▽
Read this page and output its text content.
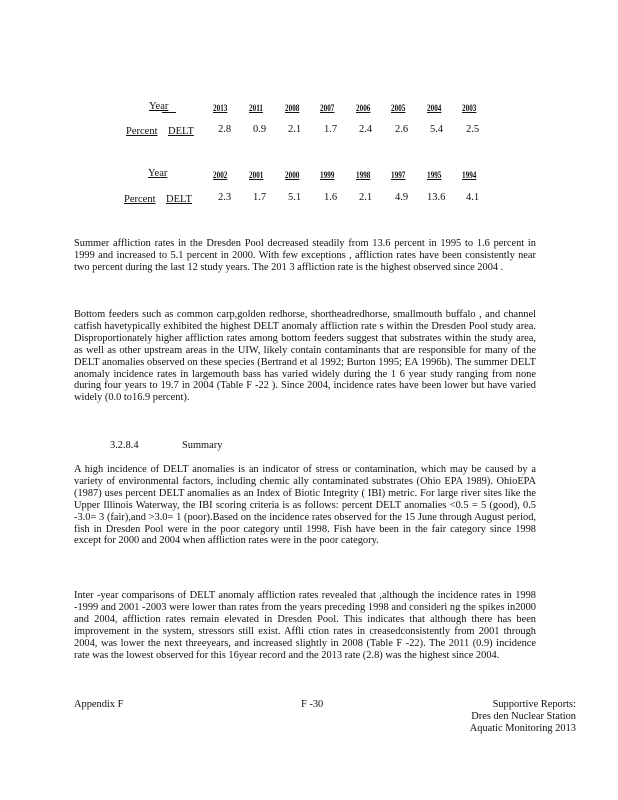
Year	2013 2011 2008 2007 2006 2005 2004 2003
Percent DELT 2.8 0.9 2.1 1.7 2.4 2.6 5.4 2.5
Year	2002 2001 2000 1999 1998 1997 1995 1994
Percent DELT 2.3 1.7 5.1 1.6 2.1 4.9 13.6 4.1

Summer affliction rates in the Dresden Pool decreased steadily from 13.6 percent in 1995 to 1.6 percent in 1999 and increased to 5.1 percent in 2000. With few exceptions , affliction rates have been consistently near two percent during the last 12 study years. The 201 3 affliction rate is the highest observed since 2004 .

Bottom feeders such as common carp,golden redhorse, shortheadredhorse, smallmouth buffalo , and channel catfish havetypically exhibited the highest DELT anomaly affliction rate s within the Dresden Pool study area. Disproportionately higher affliction rates among bottom feeders suggest that substrates within the study area, as well as other upstream areas in the UIW, likely contain contaminants that are responsible for many of the DELT anomalies observed on these species (Bertrand et al 1992; Burton 1995; EA 1996b). The summer DELT anomaly incidence rates in largemouth bass has varied widely during the 1 6 year study ranging from none during four years to 19.7 in 2004 (Table F -22 ). Since 2004, incidence rates have been lower but have varied widely (0.0 to16.9 percent).

3.2.8.4	Summary

A high incidence of DELT anomalies is an indicator of stress or contamination, which may be caused by a variety of environmental factors, including chemic ally contaminated substrates (Ohio EPA 1989). OhioEPA (1987) uses percent DELT anomalies as an Index of Biotic Integrity ( IBI) metric. For large river sites like the Upper Illinois Waterway, the IBI scoring criteria is as follows: percent DELT anomalies <0.5 = 5 (good), 0.5 -3.0= 3 (fair),and >3.0= 1 (poor).Based on the incidence rates observed for the 15 June through August period, fish in Dresden Pool were in the poor category until 1998. Fish have been in the fair category since 1998 except for 2000 and 2004 when affliction rates were in the poor category.

Inter -year comparisons of DELT anomaly affliction rates revealed that ,although the incidence rates in 1998 -1999 and 2001 -2003 were lower than rates from the years preceding 1998 and consideri ng the spikes in2000 and 2004, affliction rates remain elevated in Dresden Pool. This indicates that although there has been improvement in the system, stressors still exist. Affli ction rates in creasedconsistently from 2001 through 2004, was lower the next threeyears, and increased slightly in 2008 (Table F -22). The 2011 (0.9) incidence rate was the lowest observed for this 16year record and the 2013 rate (2.8) was the highest since 2004.

Appendix F	F -30	Supportive Reports:
Dres den Nuclear Station
Aquatic Monitoring 2013
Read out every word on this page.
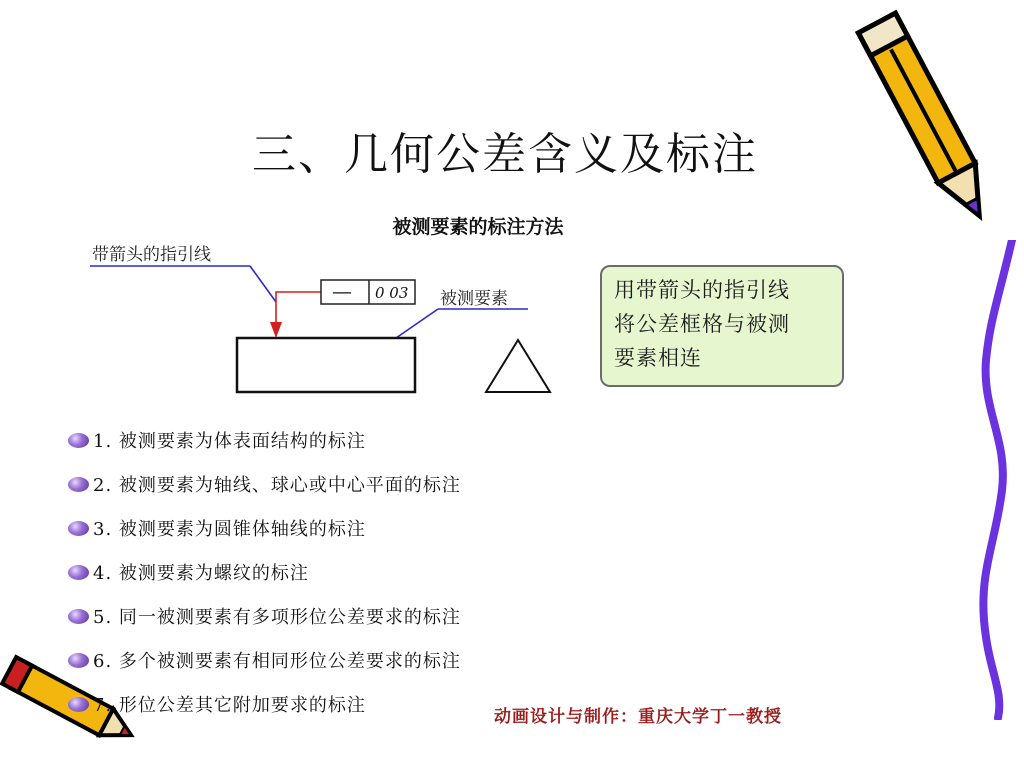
三、几何公差含义及标注
被测要素的标注方法
带箭头的指引线
— 0 03 被测要素	用带箭头的指引线
将公差框格与被测
要素相连
1. 被测要素为体表面结构的标注
2. 被测要素为轴线、球心或中心平面的标注
3. 被测要素为圆锥体轴线的标注
4. 被测要素为螺纹的标注
5. 同一被测要素有多项形位公差要求的标注
6. 多个被测要素有相同形位公差要求的标注
7. 形位公差其它附加要求的标注
动画设计与制作：重庆大学丁一教授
△
## [What is being asked]
Write out the listing above exactly as it stands, pictures excluded.

## [Response for this exercise]
Read this page and output its text content.
Year	2013 2011 2008 2007 2006 2005 2004 2003
Percent DELT 2.8 0.9 2.1 1.7 2.4 2.6 5.4 2.5
Year	2002 2001 2000 1999 1998 1997 1995 1994
Percent DELT 2.3 1.7 5.1 1.6 2.1 4.9 13.6 4.1

Summer affliction rates in the Dresden Pool decreased steadily from 13.6 percent in 1995 to 1.6 percent in 1999 and increased to 5.1 percent in 2000. With few exceptions , affliction rates have been consistently near two percent during the last 12 study years. The 201 3 affliction rate is the highest observed since 2004 .

Bottom feeders such as common carp,golden redhorse, shortheadredhorse, smallmouth buffalo , and channel catfish havetypically exhibited the highest DELT anomaly affliction rate s within the Dresden Pool study area. Disproportionately higher affliction rates among bottom feeders suggest that substrates within the study area, as well as other upstream areas in the UIW, likely contain contaminants that are responsible for many of the DELT anomalies observed on these species (Bertrand et al 1992; Burton 1995; EA 1996b). The summer DELT anomaly incidence rates in largemouth bass has varied widely during the 1 6 year study ranging from none during four years to 19.7 in 2004 (Table F -22 ). Since 2004, incidence rates have been lower but have varied widely (0.0 to16.9 percent).

3.2.8.4	Summary

A high incidence of DELT anomalies is an indicator of stress or contamination, which may be caused by a variety of environmental factors, including chemic ally contaminated substrates (Ohio EPA 1989). OhioEPA (1987) uses percent DELT anomalies as an Index of Biotic Integrity ( IBI) metric. For large river sites like the Upper Illinois Waterway, the IBI scoring criteria is as follows: percent DELT anomalies <0.5 = 5 (good), 0.5 -3.0= 3 (fair),and >3.0= 1 (poor).Based on the incidence rates observed for the 15 June through August period, fish in Dresden Pool were in the poor category until 1998. Fish have been in the fair category since 1998 except for 2000 and 2004 when affliction rates were in the poor category.

Inter -year comparisons of DELT anomaly affliction rates revealed that ,although the incidence rates in 1998 -1999 and 2001 -2003 were lower than rates from the years preceding 1998 and consideri ng the spikes in2000 and 2004, affliction rates remain elevated in Dresden Pool. This indicates that although there has been improvement in the system, stressors still exist. Affli ction rates in creasedconsistently from 2001 through 2004, was lower the next threeyears, and increased slightly in 2008 (Table F -22). The 2011 (0.9) incidence rate was the lowest observed for this 16year record and the 2013 rate (2.8) was the highest since 2004.

Appendix F	F -30	Supportive Reports:
Dres den Nuclear Station
Aquatic Monitoring 2013
Read out every word on this page.
三、几何公差含义及标注
被测要素的标注方法
带箭头的指引线
— 0 03 被测要素	用带箭头的指引线
将公差框格与被测
要素相连
1. 被测要素为体表面结构的标注
2. 被测要素为轴线、球心或中心平面的标注
3. 被测要素为圆锥体轴线的标注
4. 被测要素为螺纹的标注
5. 同一被测要素有多项形位公差要求的标注
6. 多个被测要素有相同形位公差要求的标注
7. 形位公差其它附加要求的标注
动画设计与制作：重庆大学丁一教授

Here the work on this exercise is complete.